• _Task details_: Pull out every line with the word "академіи" from the entries below.

+--

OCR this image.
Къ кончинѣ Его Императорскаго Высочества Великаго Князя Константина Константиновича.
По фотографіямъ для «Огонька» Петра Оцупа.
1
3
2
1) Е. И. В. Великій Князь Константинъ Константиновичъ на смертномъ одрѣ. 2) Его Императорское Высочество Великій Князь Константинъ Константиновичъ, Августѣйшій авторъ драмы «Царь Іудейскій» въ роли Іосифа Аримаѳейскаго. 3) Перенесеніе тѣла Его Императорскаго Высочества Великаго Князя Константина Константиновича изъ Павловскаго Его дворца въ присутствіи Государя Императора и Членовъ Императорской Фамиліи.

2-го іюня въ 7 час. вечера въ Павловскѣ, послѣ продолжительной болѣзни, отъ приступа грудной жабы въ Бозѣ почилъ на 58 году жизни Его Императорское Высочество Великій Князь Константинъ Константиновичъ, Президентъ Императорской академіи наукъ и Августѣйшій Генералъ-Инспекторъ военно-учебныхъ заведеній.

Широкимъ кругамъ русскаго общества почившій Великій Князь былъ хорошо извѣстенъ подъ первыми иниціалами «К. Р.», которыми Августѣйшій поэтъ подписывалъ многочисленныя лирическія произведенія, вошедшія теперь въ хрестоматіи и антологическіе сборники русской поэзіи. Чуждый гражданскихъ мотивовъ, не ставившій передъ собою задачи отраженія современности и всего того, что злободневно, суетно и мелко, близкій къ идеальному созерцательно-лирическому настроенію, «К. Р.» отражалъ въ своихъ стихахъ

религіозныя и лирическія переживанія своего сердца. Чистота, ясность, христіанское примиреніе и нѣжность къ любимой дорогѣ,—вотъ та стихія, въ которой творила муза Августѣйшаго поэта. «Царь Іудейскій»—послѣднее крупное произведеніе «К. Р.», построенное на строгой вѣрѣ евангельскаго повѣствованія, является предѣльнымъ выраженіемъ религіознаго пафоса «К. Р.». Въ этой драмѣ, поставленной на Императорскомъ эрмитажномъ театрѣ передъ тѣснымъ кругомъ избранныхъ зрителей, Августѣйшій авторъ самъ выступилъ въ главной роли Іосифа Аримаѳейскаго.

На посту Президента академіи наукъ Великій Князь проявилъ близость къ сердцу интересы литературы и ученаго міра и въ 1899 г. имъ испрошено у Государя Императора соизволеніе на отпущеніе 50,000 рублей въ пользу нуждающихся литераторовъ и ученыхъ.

+--

• _The response_:
2-го іюня въ 7 час. вечера въ Павловскѣ, послѣ продолжительной болѣзни, отъ приступа грудной жабы въ Бозѣ почилъ на 58 году жизни Его Императорское Высочество Великій Князь Константинъ Константиновичъ, Президентъ Императорской академіи наукъ и Августѣйшій Генералъ-Инспекторъ военно-учебныхъ заведеній.
На посту Президента академіи наукъ Великій Князь проявилъ близость къ сердцу интересы литературы и ученаго міра и въ 1899 г. имъ испрошено у Государя Императора соизволеніе на отпущеніе 50,000 рублей въ пользу нуждающихся литераторовъ и ученыхъ.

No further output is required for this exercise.